### Task
Quote, verbatim, all material below, without pictures.

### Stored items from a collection

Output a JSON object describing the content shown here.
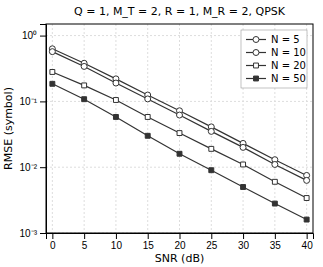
{
  "chart_data": {
    "type": "line",
    "title": "Q = 1, M_T = 2, R = 1, M_R = 2, QPSK",
    "xlabel": "SNR (dB)",
    "ylabel": "RMSE (symbol)",
    "x": [
      0,
      5,
      10,
      15,
      20,
      25,
      30,
      35,
      40
    ],
    "series": [
      {
        "name": "N = 5",
        "color": "#333333",
        "marker": "circle-open",
        "values": [
          0.63,
          0.38,
          0.22,
          0.125,
          0.072,
          0.041,
          0.023,
          0.013,
          0.0075
        ]
      },
      {
        "name": "N = 10",
        "color": "#333333",
        "marker": "circle-open",
        "values": [
          0.57,
          0.34,
          0.19,
          0.109,
          0.062,
          0.035,
          0.02,
          0.011,
          0.0063
        ]
      },
      {
        "name": "N = 20",
        "color": "#333333",
        "marker": "square-open",
        "values": [
          0.28,
          0.175,
          0.105,
          0.058,
          0.033,
          0.019,
          0.011,
          0.006,
          0.0034
        ]
      },
      {
        "name": "N = 50",
        "color": "#333333",
        "marker": "square",
        "values": [
          0.185,
          0.108,
          0.058,
          0.03,
          0.016,
          0.009,
          0.005,
          0.0028,
          0.0016
        ]
      }
    ],
    "xlim": [
      -1,
      41
    ],
    "xticks": [
      0,
      5,
      10,
      15,
      20,
      25,
      30,
      35,
      40
    ],
    "ylim": [
      0.001,
      1.5
    ],
    "yticks": [
      {
        "value": 0.001,
        "label": "10⁻³"
      },
      {
        "value": 0.01,
        "label": "10⁻²"
      },
      {
        "value": 0.1,
        "label": "10⁻¹"
      },
      {
        "value": 1,
        "label": "10⁰"
      }
    ],
    "log": "y",
    "grid": true,
    "legend": "upper right"
  }
}
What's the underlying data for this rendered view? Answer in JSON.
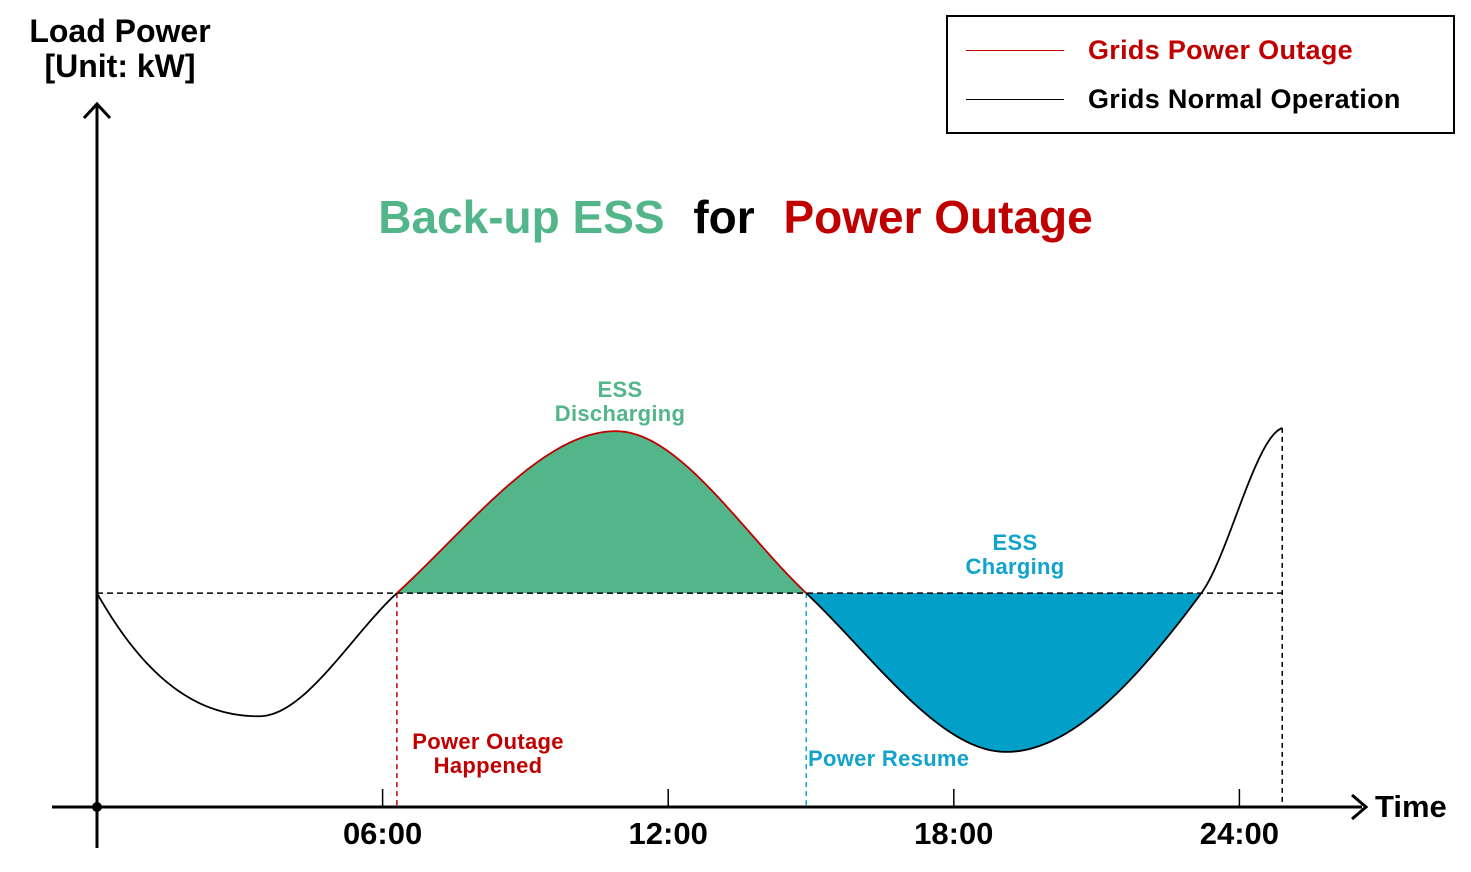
{
  "chart_data": {
    "type": "area",
    "title_parts": [
      {
        "text": "Back-up ESS",
        "color": "#52b68a"
      },
      {
        "text": "for",
        "color": "#000000"
      },
      {
        "text": "Power Outage",
        "color": "#c00000"
      }
    ],
    "ylabel_lines": [
      "Load Power",
      "[Unit: kW]"
    ],
    "xlabel": "Time",
    "x_ticks": [
      {
        "label": "06:00",
        "x": 6
      },
      {
        "label": "12:00",
        "x": 12
      },
      {
        "label": "18:00",
        "x": 18
      },
      {
        "label": "24:00",
        "x": 24
      }
    ],
    "xlim": [
      0,
      24.9
    ],
    "baseline_level": 0.66,
    "curve": {
      "x": [
        0,
        3.4,
        6.3,
        10.9,
        14.9,
        19.1,
        23.2,
        24.9
      ],
      "y": [
        0.66,
        0.28,
        0.66,
        1.16,
        0.66,
        0.17,
        0.66,
        1.17
      ]
    },
    "events": [
      {
        "x": 6.3,
        "label_lines": [
          "Power Outage",
          "Happened"
        ],
        "color": "#c00000"
      },
      {
        "x": 14.9,
        "label_lines": [
          "Power Resume"
        ],
        "color": "#11a3cc"
      }
    ],
    "regions": [
      {
        "name": "discharge",
        "x_start": 6.3,
        "x_end": 14.9,
        "color": "#52b68a",
        "label_lines": [
          "ESS",
          "Discharging"
        ],
        "label_color": "#52b68a"
      },
      {
        "name": "charge",
        "x_start": 14.9,
        "x_end": 23.2,
        "color": "#02a0c8",
        "label_lines": [
          "ESS",
          "Charging"
        ],
        "label_color": "#11a3cc"
      }
    ],
    "legend": [
      {
        "label": "Grids Power Outage",
        "color": "#c00000"
      },
      {
        "label": "Grids Normal Operation",
        "color": "#000000"
      }
    ],
    "legend_position": "top-right",
    "grid": false
  }
}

### Problem solution
Output a JSON object describing the content shown here.
{
  "chart_data": {
    "type": "line",
    "title": "Q = 1, M_T = 2, R = 1, M_R = 2, QPSK",
    "xlabel": "SNR (dB)",
    "ylabel": "RMSE (symbol)",
    "x": [
      0,
      5,
      10,
      15,
      20,
      25,
      30,
      35,
      40
    ],
    "series": [
      {
        "name": "N = 5",
        "color": "#333333",
        "marker": "circle-open",
        "values": [
          0.63,
          0.38,
          0.22,
          0.125,
          0.072,
          0.041,
          0.023,
          0.013,
          0.0075
        ]
      },
      {
        "name": "N = 10",
        "color": "#333333",
        "marker": "circle-open",
        "values": [
          0.57,
          0.34,
          0.19,
          0.109,
          0.062,
          0.035,
          0.02,
          0.011,
          0.0063
        ]
      },
      {
        "name": "N = 20",
        "color": "#333333",
        "marker": "square-open",
        "values": [
          0.28,
          0.175,
          0.105,
          0.058,
          0.033,
          0.019,
          0.011,
          0.006,
          0.0034
        ]
      },
      {
        "name": "N = 50",
        "color": "#333333",
        "marker": "square",
        "values": [
          0.185,
          0.108,
          0.058,
          0.03,
          0.016,
          0.009,
          0.005,
          0.0028,
          0.0016
        ]
      }
    ],
    "xlim": [
      -1,
      41
    ],
    "xticks": [
      0,
      5,
      10,
      15,
      20,
      25,
      30,
      35,
      40
    ],
    "ylim": [
      0.001,
      1.5
    ],
    "yticks": [
      {
        "value": 0.001,
        "label": "10⁻³"
      },
      {
        "value": 0.01,
        "label": "10⁻²"
      },
      {
        "value": 0.1,
        "label": "10⁻¹"
      },
      {
        "value": 1,
        "label": "10⁰"
      }
    ],
    "log": "y",
    "grid": true,
    "legend": "upper right"
  }
}
What's the underlying data for this rendered view? Answer in JSON.
{
  "chart_data": {
    "type": "area",
    "title_parts": [
      {
        "text": "Back-up ESS",
        "color": "#52b68a"
      },
      {
        "text": "for",
        "color": "#000000"
      },
      {
        "text": "Power Outage",
        "color": "#c00000"
      }
    ],
    "ylabel_lines": [
      "Load Power",
      "[Unit: kW]"
    ],
    "xlabel": "Time",
    "x_ticks": [
      {
        "label": "06:00",
        "x": 6
      },
      {
        "label": "12:00",
        "x": 12
      },
      {
        "label": "18:00",
        "x": 18
      },
      {
        "label": "24:00",
        "x": 24
      }
    ],
    "xlim": [
      0,
      24.9
    ],
    "baseline_level": 0.66,
    "curve": {
      "x": [
        0,
        3.4,
        6.3,
        10.9,
        14.9,
        19.1,
        23.2,
        24.9
      ],
      "y": [
        0.66,
        0.28,
        0.66,
        1.16,
        0.66,
        0.17,
        0.66,
        1.17
      ]
    },
    "events": [
      {
        "x": 6.3,
        "label_lines": [
          "Power Outage",
          "Happened"
        ],
        "color": "#c00000"
      },
      {
        "x": 14.9,
        "label_lines": [
          "Power Resume"
        ],
        "color": "#11a3cc"
      }
    ],
    "regions": [
      {
        "name": "discharge",
        "x_start": 6.3,
        "x_end": 14.9,
        "color": "#52b68a",
        "label_lines": [
          "ESS",
          "Discharging"
        ],
        "label_color": "#52b68a"
      },
      {
        "name": "charge",
        "x_start": 14.9,
        "x_end": 23.2,
        "color": "#02a0c8",
        "label_lines": [
          "ESS",
          "Charging"
        ],
        "label_color": "#11a3cc"
      }
    ],
    "legend": [
      {
        "label": "Grids Power Outage",
        "color": "#c00000"
      },
      {
        "label": "Grids Normal Operation",
        "color": "#000000"
      }
    ],
    "legend_position": "top-right",
    "grid": false
  }
}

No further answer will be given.